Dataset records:
- - -
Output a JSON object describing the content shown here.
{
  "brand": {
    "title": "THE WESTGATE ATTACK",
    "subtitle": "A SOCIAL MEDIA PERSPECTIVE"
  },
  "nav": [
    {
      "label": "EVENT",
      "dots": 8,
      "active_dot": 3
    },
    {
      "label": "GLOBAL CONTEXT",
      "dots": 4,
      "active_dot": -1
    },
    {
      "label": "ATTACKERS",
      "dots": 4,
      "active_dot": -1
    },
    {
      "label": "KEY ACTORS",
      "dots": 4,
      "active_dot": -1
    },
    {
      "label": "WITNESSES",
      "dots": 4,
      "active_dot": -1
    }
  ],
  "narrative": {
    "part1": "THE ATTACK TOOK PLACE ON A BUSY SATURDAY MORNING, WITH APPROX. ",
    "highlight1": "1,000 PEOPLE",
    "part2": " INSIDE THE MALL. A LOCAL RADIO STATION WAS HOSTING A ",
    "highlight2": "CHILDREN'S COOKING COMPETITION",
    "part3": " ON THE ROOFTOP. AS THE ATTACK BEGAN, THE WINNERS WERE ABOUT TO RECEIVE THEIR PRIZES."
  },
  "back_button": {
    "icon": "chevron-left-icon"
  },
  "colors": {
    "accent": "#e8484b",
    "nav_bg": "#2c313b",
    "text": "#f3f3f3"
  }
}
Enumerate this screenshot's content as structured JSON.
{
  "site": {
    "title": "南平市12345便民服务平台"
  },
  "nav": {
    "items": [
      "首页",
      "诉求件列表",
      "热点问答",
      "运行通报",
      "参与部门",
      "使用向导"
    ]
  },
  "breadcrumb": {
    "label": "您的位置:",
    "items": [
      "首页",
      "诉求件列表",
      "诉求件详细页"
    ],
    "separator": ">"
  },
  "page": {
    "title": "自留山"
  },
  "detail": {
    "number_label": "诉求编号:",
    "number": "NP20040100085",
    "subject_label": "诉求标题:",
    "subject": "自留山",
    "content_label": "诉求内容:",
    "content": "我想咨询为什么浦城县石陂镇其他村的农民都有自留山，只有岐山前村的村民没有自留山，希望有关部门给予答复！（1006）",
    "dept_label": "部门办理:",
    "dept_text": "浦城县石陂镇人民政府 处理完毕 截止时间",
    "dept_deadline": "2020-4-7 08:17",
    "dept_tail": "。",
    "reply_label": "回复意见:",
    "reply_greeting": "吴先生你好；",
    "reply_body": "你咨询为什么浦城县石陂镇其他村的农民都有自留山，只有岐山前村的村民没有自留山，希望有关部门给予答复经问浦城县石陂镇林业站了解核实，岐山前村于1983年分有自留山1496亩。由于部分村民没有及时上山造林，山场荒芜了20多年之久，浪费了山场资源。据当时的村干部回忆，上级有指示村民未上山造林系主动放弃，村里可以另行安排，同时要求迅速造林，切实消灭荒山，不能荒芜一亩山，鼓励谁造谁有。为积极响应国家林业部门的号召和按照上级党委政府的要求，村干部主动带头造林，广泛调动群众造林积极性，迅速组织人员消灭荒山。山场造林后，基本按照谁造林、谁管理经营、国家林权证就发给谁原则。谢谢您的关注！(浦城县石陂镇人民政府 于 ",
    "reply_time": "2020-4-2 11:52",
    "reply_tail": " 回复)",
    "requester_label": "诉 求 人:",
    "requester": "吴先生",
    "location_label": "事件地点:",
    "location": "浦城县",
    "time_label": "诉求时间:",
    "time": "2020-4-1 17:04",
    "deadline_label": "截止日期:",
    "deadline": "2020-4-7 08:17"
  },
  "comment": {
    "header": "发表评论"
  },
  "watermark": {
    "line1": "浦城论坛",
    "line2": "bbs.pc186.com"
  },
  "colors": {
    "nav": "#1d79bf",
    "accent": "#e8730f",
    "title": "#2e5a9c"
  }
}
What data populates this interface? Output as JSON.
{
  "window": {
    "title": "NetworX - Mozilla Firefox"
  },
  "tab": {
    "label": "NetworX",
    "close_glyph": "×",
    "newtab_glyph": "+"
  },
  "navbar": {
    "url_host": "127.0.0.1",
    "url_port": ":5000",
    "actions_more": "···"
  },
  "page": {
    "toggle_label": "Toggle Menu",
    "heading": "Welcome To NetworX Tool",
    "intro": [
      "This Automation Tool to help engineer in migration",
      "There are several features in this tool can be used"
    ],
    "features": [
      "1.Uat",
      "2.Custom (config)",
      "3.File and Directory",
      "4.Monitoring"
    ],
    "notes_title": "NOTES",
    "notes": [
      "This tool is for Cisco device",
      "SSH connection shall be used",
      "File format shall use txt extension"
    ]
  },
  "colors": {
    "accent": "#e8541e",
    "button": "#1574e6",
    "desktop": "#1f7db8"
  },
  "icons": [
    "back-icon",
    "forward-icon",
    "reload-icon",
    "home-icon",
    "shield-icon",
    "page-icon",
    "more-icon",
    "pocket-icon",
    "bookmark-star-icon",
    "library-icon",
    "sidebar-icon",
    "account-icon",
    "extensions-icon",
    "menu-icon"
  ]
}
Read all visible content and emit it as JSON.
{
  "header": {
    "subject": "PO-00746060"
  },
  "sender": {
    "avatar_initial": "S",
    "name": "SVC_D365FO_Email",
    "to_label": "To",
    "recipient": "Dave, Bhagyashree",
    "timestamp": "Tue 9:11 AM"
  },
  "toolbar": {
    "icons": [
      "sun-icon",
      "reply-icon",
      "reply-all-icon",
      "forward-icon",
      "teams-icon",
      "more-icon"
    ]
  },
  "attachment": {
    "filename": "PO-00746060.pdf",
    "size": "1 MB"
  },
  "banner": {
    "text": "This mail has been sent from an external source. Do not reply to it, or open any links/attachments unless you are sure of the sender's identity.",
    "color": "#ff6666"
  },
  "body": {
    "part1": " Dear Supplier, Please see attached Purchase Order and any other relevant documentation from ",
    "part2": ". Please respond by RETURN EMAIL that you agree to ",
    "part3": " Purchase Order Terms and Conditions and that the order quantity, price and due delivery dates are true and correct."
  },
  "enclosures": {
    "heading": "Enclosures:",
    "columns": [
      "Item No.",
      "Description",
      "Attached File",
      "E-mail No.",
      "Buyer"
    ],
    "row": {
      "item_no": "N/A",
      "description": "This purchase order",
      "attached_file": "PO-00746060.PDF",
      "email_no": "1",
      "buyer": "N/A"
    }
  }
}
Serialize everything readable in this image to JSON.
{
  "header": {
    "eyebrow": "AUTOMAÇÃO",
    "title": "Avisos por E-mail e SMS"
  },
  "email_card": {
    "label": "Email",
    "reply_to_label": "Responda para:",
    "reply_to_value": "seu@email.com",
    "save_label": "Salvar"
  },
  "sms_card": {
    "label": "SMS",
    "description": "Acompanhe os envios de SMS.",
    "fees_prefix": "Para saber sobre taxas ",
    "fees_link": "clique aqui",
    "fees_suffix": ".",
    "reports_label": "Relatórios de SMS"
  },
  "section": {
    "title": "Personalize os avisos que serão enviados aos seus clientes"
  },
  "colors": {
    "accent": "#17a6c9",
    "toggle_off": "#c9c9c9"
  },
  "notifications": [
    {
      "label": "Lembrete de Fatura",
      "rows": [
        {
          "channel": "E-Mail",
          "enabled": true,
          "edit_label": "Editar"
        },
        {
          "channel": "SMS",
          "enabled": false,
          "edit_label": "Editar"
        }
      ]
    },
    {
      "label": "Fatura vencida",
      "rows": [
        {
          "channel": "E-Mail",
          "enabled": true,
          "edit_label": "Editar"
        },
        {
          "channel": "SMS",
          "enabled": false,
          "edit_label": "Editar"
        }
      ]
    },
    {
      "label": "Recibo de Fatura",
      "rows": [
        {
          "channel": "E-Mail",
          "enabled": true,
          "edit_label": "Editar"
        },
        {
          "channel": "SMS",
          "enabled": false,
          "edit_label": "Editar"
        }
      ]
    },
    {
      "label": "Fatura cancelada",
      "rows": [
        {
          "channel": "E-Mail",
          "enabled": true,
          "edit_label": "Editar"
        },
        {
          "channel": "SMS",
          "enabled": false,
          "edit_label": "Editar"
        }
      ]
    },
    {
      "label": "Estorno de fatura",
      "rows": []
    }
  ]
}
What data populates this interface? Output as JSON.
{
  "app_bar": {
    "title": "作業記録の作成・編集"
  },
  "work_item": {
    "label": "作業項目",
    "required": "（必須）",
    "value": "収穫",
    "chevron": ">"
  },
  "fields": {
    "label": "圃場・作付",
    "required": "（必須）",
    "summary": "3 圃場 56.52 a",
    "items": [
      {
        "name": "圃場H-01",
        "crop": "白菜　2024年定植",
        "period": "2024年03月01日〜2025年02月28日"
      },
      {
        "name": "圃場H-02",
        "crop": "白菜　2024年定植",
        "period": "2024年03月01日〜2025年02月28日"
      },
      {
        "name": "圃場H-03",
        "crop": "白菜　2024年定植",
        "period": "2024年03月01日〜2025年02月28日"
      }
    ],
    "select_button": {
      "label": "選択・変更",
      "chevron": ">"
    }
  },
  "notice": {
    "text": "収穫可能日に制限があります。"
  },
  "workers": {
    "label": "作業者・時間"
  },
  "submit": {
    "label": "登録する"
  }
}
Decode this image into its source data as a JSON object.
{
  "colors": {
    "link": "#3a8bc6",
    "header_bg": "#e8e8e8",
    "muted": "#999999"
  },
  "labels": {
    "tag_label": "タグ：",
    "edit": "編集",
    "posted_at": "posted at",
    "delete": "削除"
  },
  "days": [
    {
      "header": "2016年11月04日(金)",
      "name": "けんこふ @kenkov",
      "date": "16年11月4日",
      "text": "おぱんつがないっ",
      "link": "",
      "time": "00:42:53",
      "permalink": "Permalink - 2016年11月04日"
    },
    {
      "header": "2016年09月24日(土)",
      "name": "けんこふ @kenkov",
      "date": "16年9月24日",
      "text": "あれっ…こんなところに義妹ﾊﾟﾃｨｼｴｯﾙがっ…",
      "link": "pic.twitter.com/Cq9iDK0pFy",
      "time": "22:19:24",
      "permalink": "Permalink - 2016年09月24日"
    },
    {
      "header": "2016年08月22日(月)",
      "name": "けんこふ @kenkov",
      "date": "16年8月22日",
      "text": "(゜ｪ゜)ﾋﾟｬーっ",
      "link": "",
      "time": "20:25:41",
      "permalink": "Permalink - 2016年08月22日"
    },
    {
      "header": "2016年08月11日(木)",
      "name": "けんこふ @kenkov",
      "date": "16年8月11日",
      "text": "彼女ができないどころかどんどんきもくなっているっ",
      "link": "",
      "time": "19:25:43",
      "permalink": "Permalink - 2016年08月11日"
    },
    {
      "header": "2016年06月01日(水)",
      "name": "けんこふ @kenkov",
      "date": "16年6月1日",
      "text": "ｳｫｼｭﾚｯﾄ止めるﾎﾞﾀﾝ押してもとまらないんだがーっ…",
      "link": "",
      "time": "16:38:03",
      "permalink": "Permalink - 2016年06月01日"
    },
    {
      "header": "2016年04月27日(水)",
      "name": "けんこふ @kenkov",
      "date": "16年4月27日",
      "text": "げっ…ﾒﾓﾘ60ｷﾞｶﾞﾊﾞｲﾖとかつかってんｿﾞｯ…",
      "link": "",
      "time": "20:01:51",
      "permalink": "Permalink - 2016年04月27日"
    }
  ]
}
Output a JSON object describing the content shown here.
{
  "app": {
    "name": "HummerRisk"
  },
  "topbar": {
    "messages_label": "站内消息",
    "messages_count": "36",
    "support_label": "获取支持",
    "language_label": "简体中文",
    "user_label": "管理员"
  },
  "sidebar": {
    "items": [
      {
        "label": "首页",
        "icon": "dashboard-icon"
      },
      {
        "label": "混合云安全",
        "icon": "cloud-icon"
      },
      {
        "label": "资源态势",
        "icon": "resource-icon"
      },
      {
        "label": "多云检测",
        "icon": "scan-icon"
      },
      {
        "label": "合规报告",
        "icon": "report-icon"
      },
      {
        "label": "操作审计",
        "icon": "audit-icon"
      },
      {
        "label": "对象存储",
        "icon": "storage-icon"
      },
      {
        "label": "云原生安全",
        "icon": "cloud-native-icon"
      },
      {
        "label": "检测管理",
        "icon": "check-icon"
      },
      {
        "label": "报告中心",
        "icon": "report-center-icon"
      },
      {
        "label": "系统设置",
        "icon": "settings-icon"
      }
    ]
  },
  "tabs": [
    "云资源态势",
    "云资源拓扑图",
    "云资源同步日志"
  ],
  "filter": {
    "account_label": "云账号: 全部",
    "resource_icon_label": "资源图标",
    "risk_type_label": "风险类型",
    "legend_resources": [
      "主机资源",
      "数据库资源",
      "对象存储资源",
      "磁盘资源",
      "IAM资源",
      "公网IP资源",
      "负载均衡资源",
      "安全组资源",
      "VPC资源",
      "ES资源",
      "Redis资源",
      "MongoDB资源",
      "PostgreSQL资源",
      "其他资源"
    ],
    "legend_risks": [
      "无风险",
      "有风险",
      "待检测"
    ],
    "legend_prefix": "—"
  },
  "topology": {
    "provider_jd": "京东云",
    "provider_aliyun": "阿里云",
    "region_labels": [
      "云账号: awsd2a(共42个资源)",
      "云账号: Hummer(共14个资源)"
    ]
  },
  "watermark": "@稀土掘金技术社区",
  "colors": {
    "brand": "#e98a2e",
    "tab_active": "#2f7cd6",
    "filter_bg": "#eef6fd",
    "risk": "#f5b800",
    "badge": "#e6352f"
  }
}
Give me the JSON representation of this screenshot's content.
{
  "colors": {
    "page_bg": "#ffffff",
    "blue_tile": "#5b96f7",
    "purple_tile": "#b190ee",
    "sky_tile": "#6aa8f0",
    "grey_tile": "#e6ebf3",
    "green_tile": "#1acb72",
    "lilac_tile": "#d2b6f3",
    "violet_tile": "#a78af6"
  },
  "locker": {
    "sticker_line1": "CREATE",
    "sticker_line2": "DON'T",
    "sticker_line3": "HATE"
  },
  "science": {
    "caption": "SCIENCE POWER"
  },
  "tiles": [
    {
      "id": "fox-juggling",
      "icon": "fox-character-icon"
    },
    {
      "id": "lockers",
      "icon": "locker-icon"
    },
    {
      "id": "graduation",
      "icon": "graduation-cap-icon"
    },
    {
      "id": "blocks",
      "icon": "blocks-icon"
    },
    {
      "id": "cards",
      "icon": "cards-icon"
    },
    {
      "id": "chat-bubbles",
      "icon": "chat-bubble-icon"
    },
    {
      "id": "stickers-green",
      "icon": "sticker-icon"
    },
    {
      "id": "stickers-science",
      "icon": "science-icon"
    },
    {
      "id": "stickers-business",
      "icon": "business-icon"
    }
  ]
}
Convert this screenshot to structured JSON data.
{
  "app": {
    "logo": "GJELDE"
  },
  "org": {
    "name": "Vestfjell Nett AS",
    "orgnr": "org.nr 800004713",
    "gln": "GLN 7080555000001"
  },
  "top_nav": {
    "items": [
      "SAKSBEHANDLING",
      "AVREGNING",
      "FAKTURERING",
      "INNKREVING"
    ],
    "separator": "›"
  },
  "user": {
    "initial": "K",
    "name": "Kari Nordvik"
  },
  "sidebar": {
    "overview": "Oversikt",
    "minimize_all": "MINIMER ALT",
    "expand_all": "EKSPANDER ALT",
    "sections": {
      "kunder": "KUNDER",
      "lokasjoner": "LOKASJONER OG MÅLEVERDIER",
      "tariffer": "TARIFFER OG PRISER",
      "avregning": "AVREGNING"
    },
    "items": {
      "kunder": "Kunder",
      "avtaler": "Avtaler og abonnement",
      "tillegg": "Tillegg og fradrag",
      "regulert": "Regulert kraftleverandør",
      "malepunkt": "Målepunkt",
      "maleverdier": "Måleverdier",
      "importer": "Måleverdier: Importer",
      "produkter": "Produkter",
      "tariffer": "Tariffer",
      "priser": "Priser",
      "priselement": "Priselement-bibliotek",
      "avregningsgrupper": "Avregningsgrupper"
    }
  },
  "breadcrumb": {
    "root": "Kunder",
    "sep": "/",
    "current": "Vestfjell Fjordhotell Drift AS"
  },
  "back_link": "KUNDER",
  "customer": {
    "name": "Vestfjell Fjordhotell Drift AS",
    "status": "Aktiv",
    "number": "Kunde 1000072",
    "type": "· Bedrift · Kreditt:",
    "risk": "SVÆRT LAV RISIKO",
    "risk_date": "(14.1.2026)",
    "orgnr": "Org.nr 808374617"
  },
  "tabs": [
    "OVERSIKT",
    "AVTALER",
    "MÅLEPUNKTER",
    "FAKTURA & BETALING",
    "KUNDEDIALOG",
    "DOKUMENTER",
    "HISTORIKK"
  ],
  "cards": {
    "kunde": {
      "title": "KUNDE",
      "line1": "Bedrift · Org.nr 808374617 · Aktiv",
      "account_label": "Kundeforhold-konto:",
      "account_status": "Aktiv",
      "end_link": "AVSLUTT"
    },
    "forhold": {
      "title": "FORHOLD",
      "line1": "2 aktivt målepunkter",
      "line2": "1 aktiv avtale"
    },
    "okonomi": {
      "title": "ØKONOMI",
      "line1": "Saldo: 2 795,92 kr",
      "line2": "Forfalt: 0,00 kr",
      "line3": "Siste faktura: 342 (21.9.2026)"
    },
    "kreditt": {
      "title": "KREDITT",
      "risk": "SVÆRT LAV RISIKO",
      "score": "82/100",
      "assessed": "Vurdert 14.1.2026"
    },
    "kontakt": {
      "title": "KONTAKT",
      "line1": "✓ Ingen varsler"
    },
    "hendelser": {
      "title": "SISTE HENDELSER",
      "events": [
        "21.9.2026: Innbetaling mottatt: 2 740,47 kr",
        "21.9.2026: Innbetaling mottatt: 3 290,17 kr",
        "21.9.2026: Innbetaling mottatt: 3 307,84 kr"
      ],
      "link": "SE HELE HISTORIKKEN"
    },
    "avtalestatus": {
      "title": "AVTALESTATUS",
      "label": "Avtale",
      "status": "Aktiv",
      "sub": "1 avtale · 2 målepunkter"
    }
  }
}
- - -
**Exercise brief:** Copy out every line where the word "that" occurs.

**Written reply:**
    "part2": ". Please respond by RETURN EMAIL that you agree to ",
    "part3": " Purchase Order Terms and Conditions and that the order quantity, price and due delivery dates are true and correct."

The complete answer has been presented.